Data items
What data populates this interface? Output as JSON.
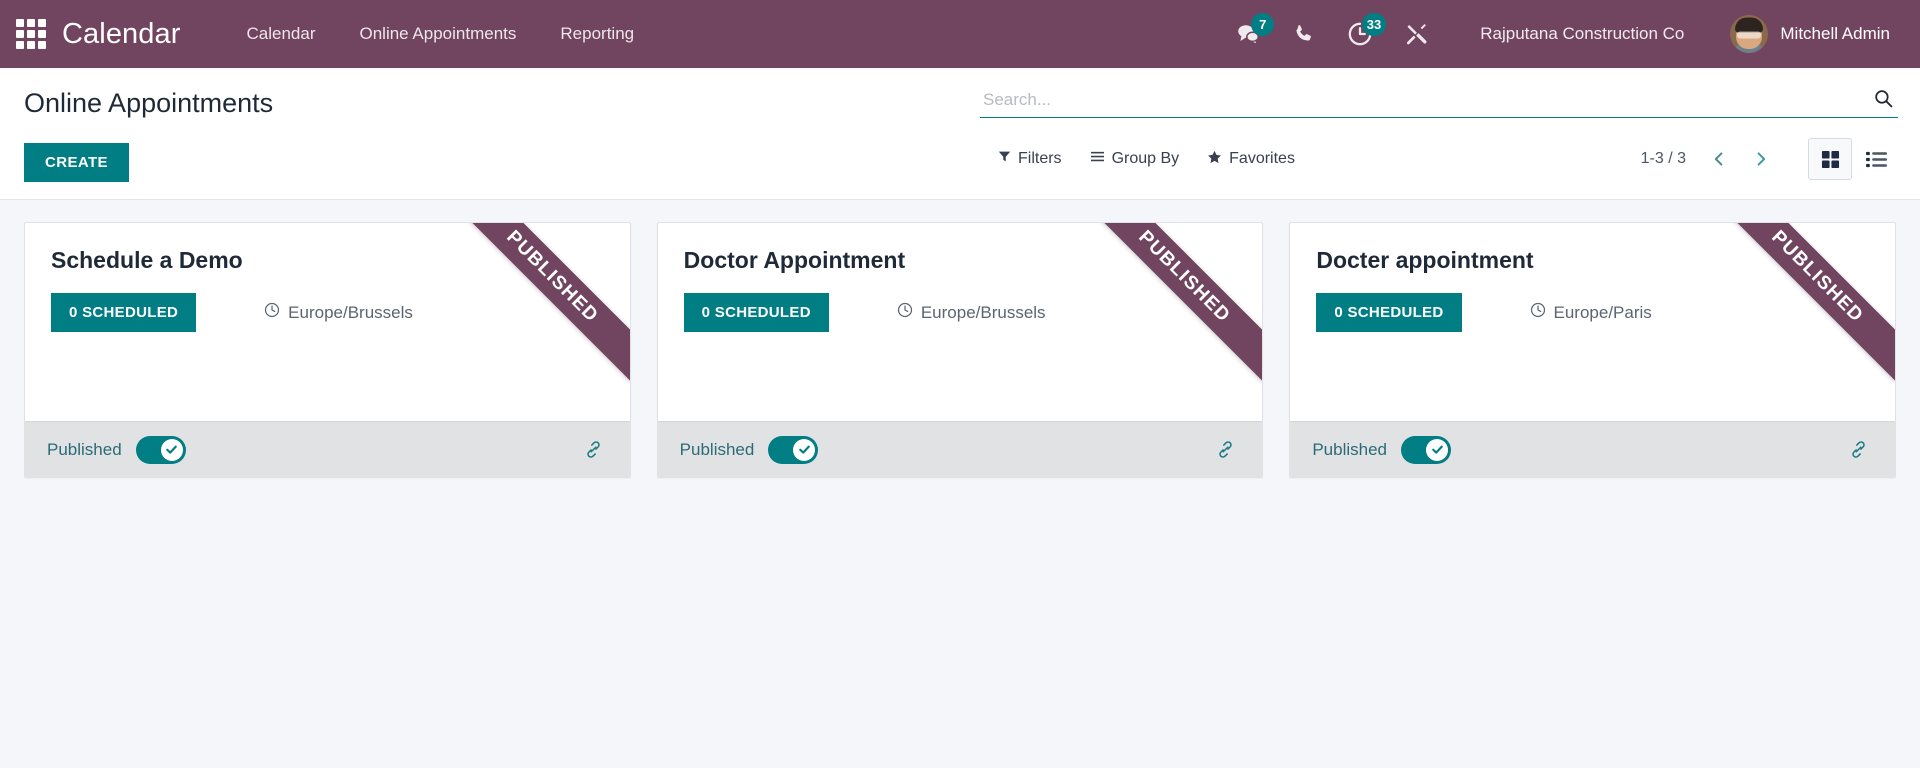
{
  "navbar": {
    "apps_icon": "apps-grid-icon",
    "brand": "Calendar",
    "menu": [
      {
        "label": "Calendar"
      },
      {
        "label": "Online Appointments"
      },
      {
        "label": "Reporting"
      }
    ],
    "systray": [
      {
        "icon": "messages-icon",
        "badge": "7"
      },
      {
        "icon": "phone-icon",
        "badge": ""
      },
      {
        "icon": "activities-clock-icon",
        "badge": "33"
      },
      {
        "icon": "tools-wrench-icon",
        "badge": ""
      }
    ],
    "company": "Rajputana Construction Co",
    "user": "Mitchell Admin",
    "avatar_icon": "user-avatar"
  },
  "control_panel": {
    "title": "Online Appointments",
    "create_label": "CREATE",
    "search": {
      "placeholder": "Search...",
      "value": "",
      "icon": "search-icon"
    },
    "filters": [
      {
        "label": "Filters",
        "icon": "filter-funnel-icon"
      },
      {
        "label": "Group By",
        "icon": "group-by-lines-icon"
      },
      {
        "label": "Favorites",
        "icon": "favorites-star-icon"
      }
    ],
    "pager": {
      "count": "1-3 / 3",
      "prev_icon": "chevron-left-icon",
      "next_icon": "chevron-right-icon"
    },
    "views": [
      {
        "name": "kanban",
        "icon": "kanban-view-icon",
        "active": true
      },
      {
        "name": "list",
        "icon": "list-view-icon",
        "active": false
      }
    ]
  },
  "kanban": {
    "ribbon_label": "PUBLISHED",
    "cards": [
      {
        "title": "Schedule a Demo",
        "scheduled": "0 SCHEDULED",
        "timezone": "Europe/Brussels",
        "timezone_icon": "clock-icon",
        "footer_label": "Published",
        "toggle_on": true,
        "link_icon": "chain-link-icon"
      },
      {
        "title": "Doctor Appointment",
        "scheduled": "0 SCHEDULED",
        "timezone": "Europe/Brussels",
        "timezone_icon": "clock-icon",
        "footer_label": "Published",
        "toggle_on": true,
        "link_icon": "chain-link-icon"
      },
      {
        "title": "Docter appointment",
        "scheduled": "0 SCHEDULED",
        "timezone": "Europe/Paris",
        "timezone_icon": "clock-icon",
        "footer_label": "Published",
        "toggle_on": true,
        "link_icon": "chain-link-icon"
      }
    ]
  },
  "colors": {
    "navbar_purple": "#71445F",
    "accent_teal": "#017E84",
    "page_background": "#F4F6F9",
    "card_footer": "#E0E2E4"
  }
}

* * *

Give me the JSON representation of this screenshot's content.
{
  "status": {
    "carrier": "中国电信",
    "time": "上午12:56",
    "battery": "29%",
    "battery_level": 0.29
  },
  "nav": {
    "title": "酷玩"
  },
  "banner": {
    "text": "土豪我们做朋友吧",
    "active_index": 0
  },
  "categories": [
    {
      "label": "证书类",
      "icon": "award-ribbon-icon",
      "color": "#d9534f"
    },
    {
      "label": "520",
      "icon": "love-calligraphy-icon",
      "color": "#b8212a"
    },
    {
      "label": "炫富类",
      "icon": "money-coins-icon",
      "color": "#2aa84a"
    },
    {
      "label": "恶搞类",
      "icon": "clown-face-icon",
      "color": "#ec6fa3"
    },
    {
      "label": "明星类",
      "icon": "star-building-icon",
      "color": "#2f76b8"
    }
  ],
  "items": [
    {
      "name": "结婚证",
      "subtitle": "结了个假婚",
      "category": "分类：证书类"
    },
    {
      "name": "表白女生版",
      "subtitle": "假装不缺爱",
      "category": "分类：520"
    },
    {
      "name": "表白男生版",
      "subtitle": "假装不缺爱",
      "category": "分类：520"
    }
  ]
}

Written task - What is the number of lines in the data that hold the word "kanban"? Reply with that number and nothing else.

Response below - 3